__EXERCISE GOAL__
Quote the records that follow in full, leaving the pictures out.

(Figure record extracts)
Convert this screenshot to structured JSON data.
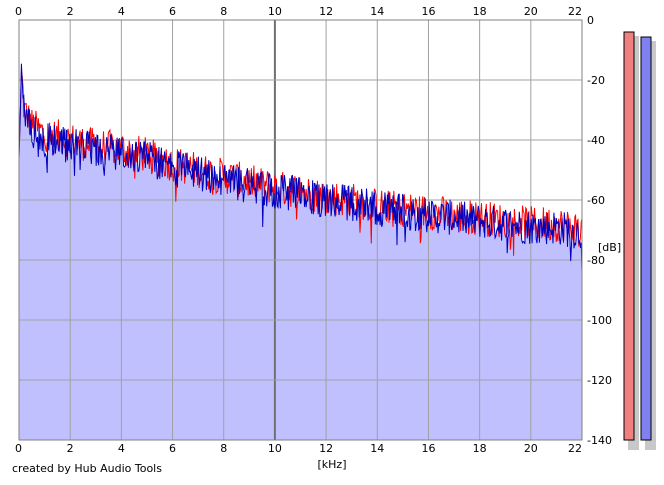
{
  "chart_data": {
    "type": "area",
    "title": "",
    "xlabel": "[kHz]",
    "ylabel": "[dB]",
    "xlim": [
      0,
      22
    ],
    "ylim": [
      -140,
      0
    ],
    "x_ticks": [
      0,
      2,
      4,
      6,
      8,
      10,
      12,
      14,
      16,
      18,
      20,
      22
    ],
    "y_ticks": [
      0,
      -20,
      -40,
      -60,
      -80,
      -100,
      -120,
      -140
    ],
    "grid": true,
    "legend": "none",
    "colors": {
      "left": "#ff0000",
      "right": "#0000c0",
      "fill": "#c0c0ff",
      "meter_left": "#f08080",
      "meter_right": "#8080f0"
    },
    "series": [
      {
        "x": [
          0,
          0.1,
          0.2,
          0.5,
          1,
          1.5,
          2,
          2.5,
          3,
          4,
          5,
          6,
          7,
          8,
          9,
          10,
          11,
          12,
          13,
          14,
          15,
          16,
          17,
          18,
          19,
          20,
          21,
          22
        ],
        "values": [
          -46,
          -17,
          -30,
          -35,
          -38,
          -39,
          -40,
          -41,
          -42,
          -43,
          -45,
          -48,
          -50,
          -52,
          -54,
          -56,
          -57,
          -59,
          -60,
          -62,
          -63,
          -64,
          -65,
          -66,
          -67,
          -68,
          -68,
          -70
        ]
      },
      {
        "x": [
          0,
          0.1,
          0.2,
          0.5,
          1,
          1.5,
          2,
          2.5,
          3,
          4,
          5,
          6,
          7,
          8,
          9,
          10,
          11,
          12,
          13,
          14,
          15,
          16,
          17,
          18,
          19,
          20,
          21,
          22
        ],
        "values": [
          -46,
          -16,
          -32,
          -37,
          -40,
          -41,
          -42,
          -42,
          -44,
          -44,
          -46,
          -49,
          -51,
          -54,
          -55,
          -57,
          -58,
          -60,
          -61,
          -63,
          -64,
          -65,
          -66,
          -67,
          -68,
          -69,
          -69,
          -71
        ]
      }
    ],
    "meters": {
      "left": -1,
      "right": -2
    }
  },
  "credit": "created by Hub Audio Tools"
}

__WRITTEN ANSWER__
Convert this screenshot to structured JSON data.
{
  "chart_data": {
    "type": "area",
    "title": "",
    "xlabel": "[kHz]",
    "ylabel": "[dB]",
    "xlim": [
      0,
      22
    ],
    "ylim": [
      -140,
      0
    ],
    "x_ticks": [
      0,
      2,
      4,
      6,
      8,
      10,
      12,
      14,
      16,
      18,
      20,
      22
    ],
    "y_ticks": [
      0,
      -20,
      -40,
      -60,
      -80,
      -100,
      -120,
      -140
    ],
    "grid": true,
    "legend": "none",
    "colors": {
      "left": "#ff0000",
      "right": "#0000c0",
      "fill": "#c0c0ff",
      "meter_left": "#f08080",
      "meter_right": "#8080f0"
    },
    "series": [
      {
        "x": [
          0,
          0.1,
          0.2,
          0.5,
          1,
          1.5,
          2,
          2.5,
          3,
          4,
          5,
          6,
          7,
          8,
          9,
          10,
          11,
          12,
          13,
          14,
          15,
          16,
          17,
          18,
          19,
          20,
          21,
          22
        ],
        "values": [
          -46,
          -17,
          -30,
          -35,
          -38,
          -39,
          -40,
          -41,
          -42,
          -43,
          -45,
          -48,
          -50,
          -52,
          -54,
          -56,
          -57,
          -59,
          -60,
          -62,
          -63,
          -64,
          -65,
          -66,
          -67,
          -68,
          -68,
          -70
        ]
      },
      {
        "x": [
          0,
          0.1,
          0.2,
          0.5,
          1,
          1.5,
          2,
          2.5,
          3,
          4,
          5,
          6,
          7,
          8,
          9,
          10,
          11,
          12,
          13,
          14,
          15,
          16,
          17,
          18,
          19,
          20,
          21,
          22
        ],
        "values": [
          -46,
          -16,
          -32,
          -37,
          -40,
          -41,
          -42,
          -42,
          -44,
          -44,
          -46,
          -49,
          -51,
          -54,
          -55,
          -57,
          -58,
          -60,
          -61,
          -63,
          -64,
          -65,
          -66,
          -67,
          -68,
          -69,
          -69,
          -71
        ]
      }
    ],
    "meters": {
      "left": -1,
      "right": -2
    }
  },
  "credit": "created by Hub Audio Tools"
}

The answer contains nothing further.